*SHORT EXERCISE*.
Reproduce all entries precisely, down to the last character.

*EXERCISE MATERIALS*.
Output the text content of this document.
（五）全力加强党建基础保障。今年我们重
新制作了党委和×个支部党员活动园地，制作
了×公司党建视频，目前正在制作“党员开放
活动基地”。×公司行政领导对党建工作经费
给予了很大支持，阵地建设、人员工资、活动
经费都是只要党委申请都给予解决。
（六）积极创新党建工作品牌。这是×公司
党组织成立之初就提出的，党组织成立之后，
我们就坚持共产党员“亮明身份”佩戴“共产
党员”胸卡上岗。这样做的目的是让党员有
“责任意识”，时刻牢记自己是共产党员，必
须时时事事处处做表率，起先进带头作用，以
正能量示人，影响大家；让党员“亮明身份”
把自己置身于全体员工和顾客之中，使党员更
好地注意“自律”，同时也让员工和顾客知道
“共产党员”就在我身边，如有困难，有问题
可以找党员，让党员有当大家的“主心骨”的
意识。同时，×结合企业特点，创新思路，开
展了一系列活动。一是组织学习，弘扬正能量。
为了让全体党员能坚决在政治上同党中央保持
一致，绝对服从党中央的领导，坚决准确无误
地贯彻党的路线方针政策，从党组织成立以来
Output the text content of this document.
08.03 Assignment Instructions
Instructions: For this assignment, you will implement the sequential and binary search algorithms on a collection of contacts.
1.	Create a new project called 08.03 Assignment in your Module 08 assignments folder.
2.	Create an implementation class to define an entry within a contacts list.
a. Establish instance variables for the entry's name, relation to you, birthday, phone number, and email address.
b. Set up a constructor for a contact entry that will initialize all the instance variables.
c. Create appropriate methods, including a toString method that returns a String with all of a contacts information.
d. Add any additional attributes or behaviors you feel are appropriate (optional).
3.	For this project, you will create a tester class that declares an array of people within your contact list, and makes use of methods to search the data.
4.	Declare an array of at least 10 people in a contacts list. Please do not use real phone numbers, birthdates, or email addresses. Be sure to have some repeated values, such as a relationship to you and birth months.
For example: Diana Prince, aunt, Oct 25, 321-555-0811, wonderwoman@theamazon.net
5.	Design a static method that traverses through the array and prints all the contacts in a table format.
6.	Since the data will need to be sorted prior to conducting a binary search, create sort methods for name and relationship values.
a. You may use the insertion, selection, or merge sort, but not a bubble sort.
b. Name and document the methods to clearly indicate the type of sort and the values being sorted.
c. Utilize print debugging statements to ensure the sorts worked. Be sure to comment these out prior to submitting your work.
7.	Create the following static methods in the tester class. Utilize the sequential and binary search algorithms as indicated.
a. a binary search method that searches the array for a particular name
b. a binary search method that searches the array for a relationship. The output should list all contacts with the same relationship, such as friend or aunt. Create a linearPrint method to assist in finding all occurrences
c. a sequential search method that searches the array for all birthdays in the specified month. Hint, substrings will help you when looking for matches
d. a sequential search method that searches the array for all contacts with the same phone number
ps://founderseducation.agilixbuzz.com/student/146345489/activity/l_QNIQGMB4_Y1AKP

*SOLUTION TO THIS TASK*.
Output the text content of this document.
（五）全力加强党建基础保障。今年我们重
新制作了党委和×个支部党员活动园地，制作
了×公司党建视频，目前正在制作“党员开放
活动基地”。×公司行政领导对党建工作经费
给予了很大支持，阵地建设、人员工资、活动
经费都是只要党委申请都给予解决。
（六）积极创新党建工作品牌。这是×公司
党组织成立之初就提出的，党组织成立之后，
我们就坚持共产党员“亮明身份”佩戴“共产
党员”胸卡上岗。这样做的目的是让党员有
“责任意识”，时刻牢记自己是共产党员，必
须时时事事处处做表率，起先进带头作用，以
正能量示人，影响大家；让党员“亮明身份”
把自己置身于全体员工和顾客之中，使党员更
好地注意“自律”，同时也让员工和顾客知道
“共产党员”就在我身边，如有困难，有问题
可以找党员，让党员有当大家的“主心骨”的
意识。同时，×结合企业特点，创新思路，开
展了一系列活动。一是组织学习，弘扬正能量。
为了让全体党员能坚决在政治上同党中央保持
一致，绝对服从党中央的领导，坚决准确无误
地贯彻党的路线方针政策，从党组织成立以来
Output the text content of this document.
08.03 Assignment Instructions
Instructions: For this assignment, you will implement the sequential and binary search algorithms on a collection of contacts.
1.	Create a new project called 08.03 Assignment in your Module 08 assignments folder.
2.	Create an implementation class to define an entry within a contacts list.
a. Establish instance variables for the entry's name, relation to you, birthday, phone number, and email address.
b. Set up a constructor for a contact entry that will initialize all the instance variables.
c. Create appropriate methods, including a toString method that returns a String with all of a contacts information.
d. Add any additional attributes or behaviors you feel are appropriate (optional).
3.	For this project, you will create a tester class that declares an array of people within your contact list, and makes use of methods to search the data.
4.	Declare an array of at least 10 people in a contacts list. Please do not use real phone numbers, birthdates, or email addresses. Be sure to have some repeated values, such as a relationship to you and birth months.
For example: Diana Prince, aunt, Oct 25, 321-555-0811, wonderwoman@theamazon.net
5.	Design a static method that traverses through the array and prints all the contacts in a table format.
6.	Since the data will need to be sorted prior to conducting a binary search, create sort methods for name and relationship values.
a. You may use the insertion, selection, or merge sort, but not a bubble sort.
b. Name and document the methods to clearly indicate the type of sort and the values being sorted.
c. Utilize print debugging statements to ensure the sorts worked. Be sure to comment these out prior to submitting your work.
7.	Create the following static methods in the tester class. Utilize the sequential and binary search algorithms as indicated.
a. a binary search method that searches the array for a particular name
b. a binary search method that searches the array for a relationship. The output should list all contacts with the same relationship, such as friend or aunt. Create a linearPrint method to assist in finding all occurrences
c. a sequential search method that searches the array for all birthdays in the specified month. Hint, substrings will help you when looking for matches
d. a sequential search method that searches the array for all contacts with the same phone number
ps://founderseducation.agilixbuzz.com/student/146345489/activity/l_QNIQGMB4_Y1AKP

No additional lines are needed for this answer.